Dataset listings of figures:
______________________________

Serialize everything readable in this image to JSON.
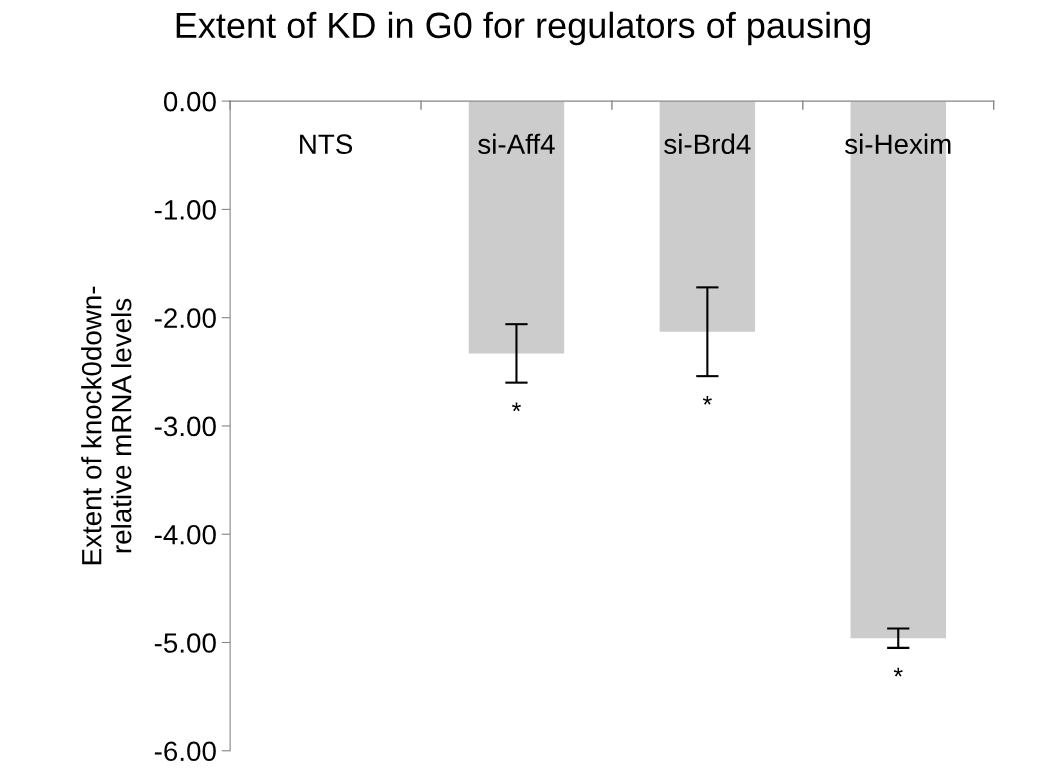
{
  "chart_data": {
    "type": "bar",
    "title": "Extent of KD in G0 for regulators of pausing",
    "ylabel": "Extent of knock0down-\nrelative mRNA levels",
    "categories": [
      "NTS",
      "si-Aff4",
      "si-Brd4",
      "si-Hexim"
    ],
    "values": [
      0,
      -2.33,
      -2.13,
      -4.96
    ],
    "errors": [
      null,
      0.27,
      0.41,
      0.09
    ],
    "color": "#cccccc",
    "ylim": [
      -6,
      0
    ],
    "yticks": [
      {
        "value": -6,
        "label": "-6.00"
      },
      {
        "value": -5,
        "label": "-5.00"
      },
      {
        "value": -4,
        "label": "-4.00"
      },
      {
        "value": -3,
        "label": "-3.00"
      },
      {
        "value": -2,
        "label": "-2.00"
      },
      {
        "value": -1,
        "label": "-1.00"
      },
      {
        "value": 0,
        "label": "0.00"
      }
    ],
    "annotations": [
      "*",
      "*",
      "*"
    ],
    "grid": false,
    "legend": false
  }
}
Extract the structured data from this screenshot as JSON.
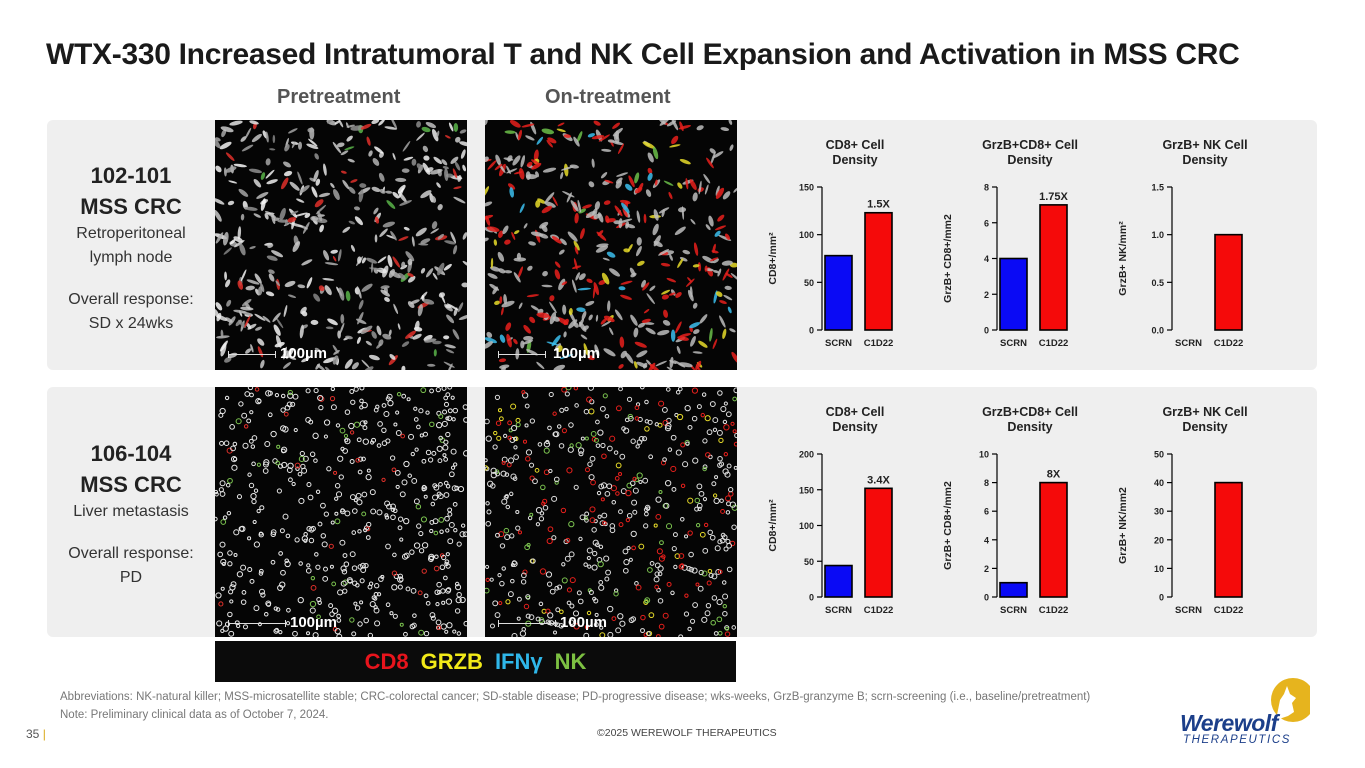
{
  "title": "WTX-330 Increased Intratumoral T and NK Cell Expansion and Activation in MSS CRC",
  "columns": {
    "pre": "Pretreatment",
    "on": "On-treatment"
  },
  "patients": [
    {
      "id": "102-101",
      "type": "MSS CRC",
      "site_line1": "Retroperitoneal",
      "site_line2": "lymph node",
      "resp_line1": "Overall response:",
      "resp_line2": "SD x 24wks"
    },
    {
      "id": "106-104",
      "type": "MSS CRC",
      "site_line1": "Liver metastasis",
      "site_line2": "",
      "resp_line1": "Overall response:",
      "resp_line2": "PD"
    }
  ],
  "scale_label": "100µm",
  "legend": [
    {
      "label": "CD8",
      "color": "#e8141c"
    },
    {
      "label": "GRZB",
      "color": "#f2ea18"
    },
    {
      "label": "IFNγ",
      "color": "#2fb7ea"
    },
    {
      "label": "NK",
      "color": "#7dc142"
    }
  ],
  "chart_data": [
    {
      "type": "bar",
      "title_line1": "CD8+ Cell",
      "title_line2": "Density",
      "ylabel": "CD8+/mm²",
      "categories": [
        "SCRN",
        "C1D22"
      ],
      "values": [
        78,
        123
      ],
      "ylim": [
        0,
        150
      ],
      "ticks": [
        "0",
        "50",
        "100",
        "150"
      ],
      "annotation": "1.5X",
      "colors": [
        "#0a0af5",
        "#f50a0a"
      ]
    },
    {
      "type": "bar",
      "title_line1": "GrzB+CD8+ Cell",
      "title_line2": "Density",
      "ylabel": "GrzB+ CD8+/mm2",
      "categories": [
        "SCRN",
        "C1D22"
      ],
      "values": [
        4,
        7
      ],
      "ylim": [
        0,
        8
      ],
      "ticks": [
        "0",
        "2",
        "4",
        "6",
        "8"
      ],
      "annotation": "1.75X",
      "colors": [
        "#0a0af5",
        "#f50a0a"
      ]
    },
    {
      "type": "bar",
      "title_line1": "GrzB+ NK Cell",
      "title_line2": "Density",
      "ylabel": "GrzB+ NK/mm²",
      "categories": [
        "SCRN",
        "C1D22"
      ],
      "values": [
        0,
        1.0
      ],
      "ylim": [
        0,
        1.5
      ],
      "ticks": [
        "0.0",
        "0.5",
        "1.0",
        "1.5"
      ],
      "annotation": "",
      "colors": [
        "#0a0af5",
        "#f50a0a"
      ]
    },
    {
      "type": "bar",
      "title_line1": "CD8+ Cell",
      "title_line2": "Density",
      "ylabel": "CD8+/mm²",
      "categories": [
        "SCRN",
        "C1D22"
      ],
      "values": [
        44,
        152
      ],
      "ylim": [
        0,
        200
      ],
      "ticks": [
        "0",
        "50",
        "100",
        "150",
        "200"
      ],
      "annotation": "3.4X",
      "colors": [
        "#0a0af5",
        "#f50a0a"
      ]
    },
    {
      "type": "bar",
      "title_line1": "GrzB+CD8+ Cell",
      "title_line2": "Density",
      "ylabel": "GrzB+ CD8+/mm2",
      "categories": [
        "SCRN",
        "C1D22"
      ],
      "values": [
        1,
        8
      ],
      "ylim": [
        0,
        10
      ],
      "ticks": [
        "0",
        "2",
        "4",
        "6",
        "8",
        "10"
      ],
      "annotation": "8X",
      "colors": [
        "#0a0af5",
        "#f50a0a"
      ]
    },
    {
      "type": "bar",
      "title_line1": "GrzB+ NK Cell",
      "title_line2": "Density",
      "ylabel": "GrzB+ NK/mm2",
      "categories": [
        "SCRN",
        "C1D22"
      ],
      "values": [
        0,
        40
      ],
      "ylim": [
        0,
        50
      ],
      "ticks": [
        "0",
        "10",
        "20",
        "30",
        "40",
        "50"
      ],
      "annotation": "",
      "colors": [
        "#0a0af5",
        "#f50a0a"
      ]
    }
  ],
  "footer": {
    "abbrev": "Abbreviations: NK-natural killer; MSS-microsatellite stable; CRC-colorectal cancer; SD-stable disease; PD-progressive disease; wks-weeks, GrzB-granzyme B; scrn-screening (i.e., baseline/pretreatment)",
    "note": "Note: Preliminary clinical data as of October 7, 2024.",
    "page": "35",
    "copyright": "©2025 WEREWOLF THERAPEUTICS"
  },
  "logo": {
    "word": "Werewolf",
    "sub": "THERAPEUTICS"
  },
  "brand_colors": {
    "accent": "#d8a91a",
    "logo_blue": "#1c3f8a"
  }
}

______________________________

GOAL OF THE EXERCISE ▸
Which lines above contain the word "ylabel"? List them.

OUTPUT FOR THIS TASK ▸
    "ylabel": "Extent of knock0down-\nrelative mRNA levels",
      "ylabel": "CD8+/mm²",
      "ylabel": "GrzB+ CD8+/mm2",
      "ylabel": "GrzB+ NK/mm²",
      "ylabel": "CD8+/mm²",
      "ylabel": "GrzB+ CD8+/mm2",
      "ylabel": "GrzB+ NK/mm2",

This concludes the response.